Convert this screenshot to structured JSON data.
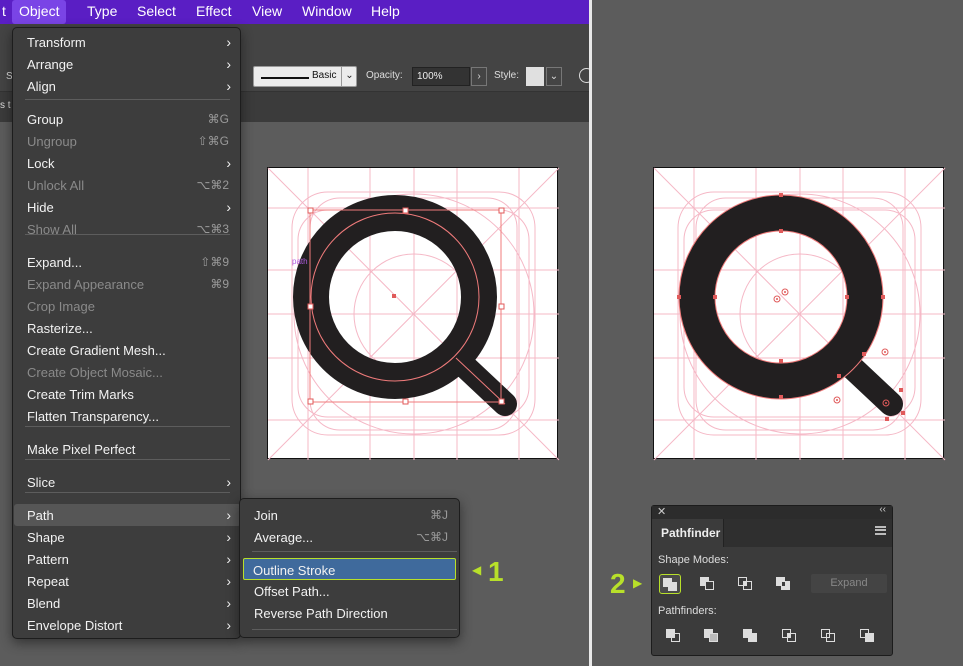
{
  "menubar": {
    "items": [
      "t",
      "Object",
      "Type",
      "Select",
      "Effect",
      "View",
      "Window",
      "Help"
    ],
    "active": "Object"
  },
  "toolbar": {
    "stroke_profile": "Basic",
    "opacity_label": "Opacity:",
    "opacity_value": "100%",
    "style_label": "Style:",
    "left_fragment": "S",
    "tab_fragment": "s t"
  },
  "object_menu": {
    "items": [
      {
        "label": "Transform",
        "submenu": true
      },
      {
        "label": "Arrange",
        "submenu": true
      },
      {
        "label": "Align",
        "submenu": true
      },
      {
        "label": "Group",
        "shortcut": "⌘G"
      },
      {
        "label": "Ungroup",
        "shortcut": "⇧⌘G",
        "disabled": true
      },
      {
        "label": "Lock",
        "submenu": true
      },
      {
        "label": "Unlock All",
        "shortcut": "⌥⌘2",
        "disabled": true
      },
      {
        "label": "Hide",
        "submenu": true
      },
      {
        "label": "Show All",
        "shortcut": "⌥⌘3",
        "disabled": true
      },
      {
        "label": "Expand...",
        "shortcut": "⇧⌘9"
      },
      {
        "label": "Expand Appearance",
        "shortcut": "⌘9",
        "disabled": true
      },
      {
        "label": "Crop Image",
        "disabled": true
      },
      {
        "label": "Rasterize..."
      },
      {
        "label": "Create Gradient Mesh..."
      },
      {
        "label": "Create Object Mosaic...",
        "disabled": true
      },
      {
        "label": "Create Trim Marks"
      },
      {
        "label": "Flatten Transparency..."
      },
      {
        "label": "Make Pixel Perfect"
      },
      {
        "label": "Slice",
        "submenu": true
      },
      {
        "label": "Path",
        "submenu": true,
        "highlighted": true
      },
      {
        "label": "Shape",
        "submenu": true
      },
      {
        "label": "Pattern",
        "submenu": true
      },
      {
        "label": "Repeat",
        "submenu": true
      },
      {
        "label": "Blend",
        "submenu": true
      },
      {
        "label": "Envelope Distort",
        "submenu": true
      }
    ]
  },
  "path_submenu": {
    "items": [
      {
        "label": "Join",
        "shortcut": "⌘J"
      },
      {
        "label": "Average...",
        "shortcut": "⌥⌘J"
      },
      {
        "label": "Outline Stroke",
        "selected": true
      },
      {
        "label": "Offset Path..."
      },
      {
        "label": "Reverse Path Direction"
      }
    ]
  },
  "canvas": {
    "anchor_label": "path"
  },
  "annotations": {
    "step1": "1",
    "step2": "2",
    "accent_color": "#b8e02a"
  },
  "pathfinder": {
    "tab": "Pathfinder",
    "shape_modes_label": "Shape Modes:",
    "pathfinders_label": "Pathfinders:",
    "expand_label": "Expand",
    "shape_modes": [
      "unite-icon",
      "minus-front-icon",
      "intersect-icon",
      "exclude-icon"
    ],
    "pathfinder_ops": [
      "divide-icon",
      "trim-icon",
      "merge-icon",
      "crop-icon",
      "outline-icon",
      "minus-back-icon"
    ]
  }
}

*Set problem*:
Repeat the records in full, exactly as they appear, without the pictures.

*Task result*:
Convert this screenshot to structured JSON data.
{
  "menubar": {
    "items": [
      "t",
      "Object",
      "Type",
      "Select",
      "Effect",
      "View",
      "Window",
      "Help"
    ],
    "active": "Object"
  },
  "toolbar": {
    "stroke_profile": "Basic",
    "opacity_label": "Opacity:",
    "opacity_value": "100%",
    "style_label": "Style:",
    "left_fragment": "S",
    "tab_fragment": "s t"
  },
  "object_menu": {
    "items": [
      {
        "label": "Transform",
        "submenu": true
      },
      {
        "label": "Arrange",
        "submenu": true
      },
      {
        "label": "Align",
        "submenu": true
      },
      {
        "label": "Group",
        "shortcut": "⌘G"
      },
      {
        "label": "Ungroup",
        "shortcut": "⇧⌘G",
        "disabled": true
      },
      {
        "label": "Lock",
        "submenu": true
      },
      {
        "label": "Unlock All",
        "shortcut": "⌥⌘2",
        "disabled": true
      },
      {
        "label": "Hide",
        "submenu": true
      },
      {
        "label": "Show All",
        "shortcut": "⌥⌘3",
        "disabled": true
      },
      {
        "label": "Expand...",
        "shortcut": "⇧⌘9"
      },
      {
        "label": "Expand Appearance",
        "shortcut": "⌘9",
        "disabled": true
      },
      {
        "label": "Crop Image",
        "disabled": true
      },
      {
        "label": "Rasterize..."
      },
      {
        "label": "Create Gradient Mesh..."
      },
      {
        "label": "Create Object Mosaic...",
        "disabled": true
      },
      {
        "label": "Create Trim Marks"
      },
      {
        "label": "Flatten Transparency..."
      },
      {
        "label": "Make Pixel Perfect"
      },
      {
        "label": "Slice",
        "submenu": true
      },
      {
        "label": "Path",
        "submenu": true,
        "highlighted": true
      },
      {
        "label": "Shape",
        "submenu": true
      },
      {
        "label": "Pattern",
        "submenu": true
      },
      {
        "label": "Repeat",
        "submenu": true
      },
      {
        "label": "Blend",
        "submenu": true
      },
      {
        "label": "Envelope Distort",
        "submenu": true
      }
    ]
  },
  "path_submenu": {
    "items": [
      {
        "label": "Join",
        "shortcut": "⌘J"
      },
      {
        "label": "Average...",
        "shortcut": "⌥⌘J"
      },
      {
        "label": "Outline Stroke",
        "selected": true
      },
      {
        "label": "Offset Path..."
      },
      {
        "label": "Reverse Path Direction"
      }
    ]
  },
  "canvas": {
    "anchor_label": "path"
  },
  "annotations": {
    "step1": "1",
    "step2": "2",
    "accent_color": "#b8e02a"
  },
  "pathfinder": {
    "tab": "Pathfinder",
    "shape_modes_label": "Shape Modes:",
    "pathfinders_label": "Pathfinders:",
    "expand_label": "Expand",
    "shape_modes": [
      "unite-icon",
      "minus-front-icon",
      "intersect-icon",
      "exclude-icon"
    ],
    "pathfinder_ops": [
      "divide-icon",
      "trim-icon",
      "merge-icon",
      "crop-icon",
      "outline-icon",
      "minus-back-icon"
    ]
  }
}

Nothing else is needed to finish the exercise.